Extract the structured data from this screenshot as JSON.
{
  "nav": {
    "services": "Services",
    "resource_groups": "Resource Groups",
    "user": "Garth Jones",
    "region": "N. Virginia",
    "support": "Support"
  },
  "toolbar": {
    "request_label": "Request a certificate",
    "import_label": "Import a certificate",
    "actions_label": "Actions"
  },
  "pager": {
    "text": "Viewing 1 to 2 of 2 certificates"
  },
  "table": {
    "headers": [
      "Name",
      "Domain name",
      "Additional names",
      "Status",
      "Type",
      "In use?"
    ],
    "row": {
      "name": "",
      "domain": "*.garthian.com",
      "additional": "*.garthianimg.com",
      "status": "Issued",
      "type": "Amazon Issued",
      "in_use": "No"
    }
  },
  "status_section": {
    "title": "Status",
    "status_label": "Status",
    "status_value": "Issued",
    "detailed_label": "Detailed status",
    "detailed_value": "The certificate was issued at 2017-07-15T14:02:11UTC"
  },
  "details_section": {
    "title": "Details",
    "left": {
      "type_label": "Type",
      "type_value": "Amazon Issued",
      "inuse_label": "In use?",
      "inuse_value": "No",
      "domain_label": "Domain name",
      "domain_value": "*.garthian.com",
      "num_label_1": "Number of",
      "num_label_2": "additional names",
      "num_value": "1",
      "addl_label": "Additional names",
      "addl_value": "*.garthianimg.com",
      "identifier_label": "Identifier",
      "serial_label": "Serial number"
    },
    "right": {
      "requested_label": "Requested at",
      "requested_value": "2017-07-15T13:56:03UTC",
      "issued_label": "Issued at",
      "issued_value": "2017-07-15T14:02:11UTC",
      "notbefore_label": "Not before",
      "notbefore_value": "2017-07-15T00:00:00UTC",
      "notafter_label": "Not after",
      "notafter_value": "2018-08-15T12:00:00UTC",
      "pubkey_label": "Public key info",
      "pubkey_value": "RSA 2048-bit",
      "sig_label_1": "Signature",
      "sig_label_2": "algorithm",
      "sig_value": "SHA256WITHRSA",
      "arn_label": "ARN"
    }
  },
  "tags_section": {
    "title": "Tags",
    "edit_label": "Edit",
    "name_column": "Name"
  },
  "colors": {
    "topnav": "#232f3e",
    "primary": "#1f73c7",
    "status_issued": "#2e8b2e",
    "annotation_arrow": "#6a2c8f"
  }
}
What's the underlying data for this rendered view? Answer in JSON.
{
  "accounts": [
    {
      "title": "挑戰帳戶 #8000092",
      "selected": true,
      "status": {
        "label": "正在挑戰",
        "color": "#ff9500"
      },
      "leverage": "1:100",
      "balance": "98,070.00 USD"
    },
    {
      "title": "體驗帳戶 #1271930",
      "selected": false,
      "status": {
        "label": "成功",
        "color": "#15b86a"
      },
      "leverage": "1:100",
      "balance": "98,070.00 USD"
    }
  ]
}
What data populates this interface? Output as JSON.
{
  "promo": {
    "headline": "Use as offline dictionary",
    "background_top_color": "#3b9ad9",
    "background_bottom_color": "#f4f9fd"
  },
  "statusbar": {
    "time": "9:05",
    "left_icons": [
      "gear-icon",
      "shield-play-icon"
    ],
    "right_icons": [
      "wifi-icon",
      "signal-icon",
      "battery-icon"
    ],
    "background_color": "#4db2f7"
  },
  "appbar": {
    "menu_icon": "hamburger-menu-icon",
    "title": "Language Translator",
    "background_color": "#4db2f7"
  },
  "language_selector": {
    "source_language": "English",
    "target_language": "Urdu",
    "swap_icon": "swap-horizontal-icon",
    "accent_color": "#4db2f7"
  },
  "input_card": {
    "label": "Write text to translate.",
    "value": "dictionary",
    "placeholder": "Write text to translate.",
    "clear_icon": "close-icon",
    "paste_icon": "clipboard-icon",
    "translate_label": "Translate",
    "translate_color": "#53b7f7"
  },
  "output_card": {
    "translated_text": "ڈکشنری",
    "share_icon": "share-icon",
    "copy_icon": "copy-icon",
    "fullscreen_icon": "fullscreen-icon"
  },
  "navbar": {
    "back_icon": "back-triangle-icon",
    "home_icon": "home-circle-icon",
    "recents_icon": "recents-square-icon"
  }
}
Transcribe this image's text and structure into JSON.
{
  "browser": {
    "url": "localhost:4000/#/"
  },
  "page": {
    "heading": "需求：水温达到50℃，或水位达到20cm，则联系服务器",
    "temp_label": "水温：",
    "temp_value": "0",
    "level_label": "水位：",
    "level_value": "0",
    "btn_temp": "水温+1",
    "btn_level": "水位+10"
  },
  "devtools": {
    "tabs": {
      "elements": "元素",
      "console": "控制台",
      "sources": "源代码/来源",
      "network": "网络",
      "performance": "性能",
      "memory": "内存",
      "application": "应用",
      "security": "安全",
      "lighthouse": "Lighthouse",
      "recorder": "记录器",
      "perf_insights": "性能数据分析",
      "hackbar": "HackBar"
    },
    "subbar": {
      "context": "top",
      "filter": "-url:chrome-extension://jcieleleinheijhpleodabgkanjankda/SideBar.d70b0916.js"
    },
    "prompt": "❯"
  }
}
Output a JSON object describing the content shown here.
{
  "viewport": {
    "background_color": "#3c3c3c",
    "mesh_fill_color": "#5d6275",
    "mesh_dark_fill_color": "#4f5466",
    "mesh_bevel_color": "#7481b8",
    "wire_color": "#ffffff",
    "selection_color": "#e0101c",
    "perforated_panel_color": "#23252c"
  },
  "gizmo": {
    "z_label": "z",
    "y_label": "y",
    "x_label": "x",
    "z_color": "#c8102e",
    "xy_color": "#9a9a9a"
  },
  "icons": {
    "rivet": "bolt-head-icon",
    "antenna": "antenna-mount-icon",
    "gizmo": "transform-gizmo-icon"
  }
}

DO THIS: Repeat the listing above without any change.

TASK OUTPUT:
Extract the structured data from this screenshot as JSON.
{
  "nav": {
    "services": "Services",
    "resource_groups": "Resource Groups",
    "user": "Garth Jones",
    "region": "N. Virginia",
    "support": "Support"
  },
  "toolbar": {
    "request_label": "Request a certificate",
    "import_label": "Import a certificate",
    "actions_label": "Actions"
  },
  "pager": {
    "text": "Viewing 1 to 2 of 2 certificates"
  },
  "table": {
    "headers": [
      "Name",
      "Domain name",
      "Additional names",
      "Status",
      "Type",
      "In use?"
    ],
    "row": {
      "name": "",
      "domain": "*.garthian.com",
      "additional": "*.garthianimg.com",
      "status": "Issued",
      "type": "Amazon Issued",
      "in_use": "No"
    }
  },
  "status_section": {
    "title": "Status",
    "status_label": "Status",
    "status_value": "Issued",
    "detailed_label": "Detailed status",
    "detailed_value": "The certificate was issued at 2017-07-15T14:02:11UTC"
  },
  "details_section": {
    "title": "Details",
    "left": {
      "type_label": "Type",
      "type_value": "Amazon Issued",
      "inuse_label": "In use?",
      "inuse_value": "No",
      "domain_label": "Domain name",
      "domain_value": "*.garthian.com",
      "num_label_1": "Number of",
      "num_label_2": "additional names",
      "num_value": "1",
      "addl_label": "Additional names",
      "addl_value": "*.garthianimg.com",
      "identifier_label": "Identifier",
      "serial_label": "Serial number"
    },
    "right": {
      "requested_label": "Requested at",
      "requested_value": "2017-07-15T13:56:03UTC",
      "issued_label": "Issued at",
      "issued_value": "2017-07-15T14:02:11UTC",
      "notbefore_label": "Not before",
      "notbefore_value": "2017-07-15T00:00:00UTC",
      "notafter_label": "Not after",
      "notafter_value": "2018-08-15T12:00:00UTC",
      "pubkey_label": "Public key info",
      "pubkey_value": "RSA 2048-bit",
      "sig_label_1": "Signature",
      "sig_label_2": "algorithm",
      "sig_value": "SHA256WITHRSA",
      "arn_label": "ARN"
    }
  },
  "tags_section": {
    "title": "Tags",
    "edit_label": "Edit",
    "name_column": "Name"
  },
  "colors": {
    "topnav": "#232f3e",
    "primary": "#1f73c7",
    "status_issued": "#2e8b2e",
    "annotation_arrow": "#6a2c8f"
  }
}
What's the underlying data for this rendered view? Answer in JSON.
{
  "accounts": [
    {
      "title": "挑戰帳戶 #8000092",
      "selected": true,
      "status": {
        "label": "正在挑戰",
        "color": "#ff9500"
      },
      "leverage": "1:100",
      "balance": "98,070.00 USD"
    },
    {
      "title": "體驗帳戶 #1271930",
      "selected": false,
      "status": {
        "label": "成功",
        "color": "#15b86a"
      },
      "leverage": "1:100",
      "balance": "98,070.00 USD"
    }
  ]
}
What data populates this interface? Output as JSON.
{
  "promo": {
    "headline": "Use as offline dictionary",
    "background_top_color": "#3b9ad9",
    "background_bottom_color": "#f4f9fd"
  },
  "statusbar": {
    "time": "9:05",
    "left_icons": [
      "gear-icon",
      "shield-play-icon"
    ],
    "right_icons": [
      "wifi-icon",
      "signal-icon",
      "battery-icon"
    ],
    "background_color": "#4db2f7"
  },
  "appbar": {
    "menu_icon": "hamburger-menu-icon",
    "title": "Language Translator",
    "background_color": "#4db2f7"
  },
  "language_selector": {
    "source_language": "English",
    "target_language": "Urdu",
    "swap_icon": "swap-horizontal-icon",
    "accent_color": "#4db2f7"
  },
  "input_card": {
    "label": "Write text to translate.",
    "value": "dictionary",
    "placeholder": "Write text to translate.",
    "clear_icon": "close-icon",
    "paste_icon": "clipboard-icon",
    "translate_label": "Translate",
    "translate_color": "#53b7f7"
  },
  "output_card": {
    "translated_text": "ڈکشنری",
    "share_icon": "share-icon",
    "copy_icon": "copy-icon",
    "fullscreen_icon": "fullscreen-icon"
  },
  "navbar": {
    "back_icon": "back-triangle-icon",
    "home_icon": "home-circle-icon",
    "recents_icon": "recents-square-icon"
  }
}
Transcribe this image's text and structure into JSON.
{
  "browser": {
    "url": "localhost:4000/#/"
  },
  "page": {
    "heading": "需求：水温达到50℃，或水位达到20cm，则联系服务器",
    "temp_label": "水温：",
    "temp_value": "0",
    "level_label": "水位：",
    "level_value": "0",
    "btn_temp": "水温+1",
    "btn_level": "水位+10"
  },
  "devtools": {
    "tabs": {
      "elements": "元素",
      "console": "控制台",
      "sources": "源代码/来源",
      "network": "网络",
      "performance": "性能",
      "memory": "内存",
      "application": "应用",
      "security": "安全",
      "lighthouse": "Lighthouse",
      "recorder": "记录器",
      "perf_insights": "性能数据分析",
      "hackbar": "HackBar"
    },
    "subbar": {
      "context": "top",
      "filter": "-url:chrome-extension://jcieleleinheijhpleodabgkanjankda/SideBar.d70b0916.js"
    },
    "prompt": "❯"
  }
}
Output a JSON object describing the content shown here.
{
  "viewport": {
    "background_color": "#3c3c3c",
    "mesh_fill_color": "#5d6275",
    "mesh_dark_fill_color": "#4f5466",
    "mesh_bevel_color": "#7481b8",
    "wire_color": "#ffffff",
    "selection_color": "#e0101c",
    "perforated_panel_color": "#23252c"
  },
  "gizmo": {
    "z_label": "z",
    "y_label": "y",
    "x_label": "x",
    "z_color": "#c8102e",
    "xy_color": "#9a9a9a"
  },
  "icons": {
    "rivet": "bolt-head-icon",
    "antenna": "antenna-mount-icon",
    "gizmo": "transform-gizmo-icon"
  }
}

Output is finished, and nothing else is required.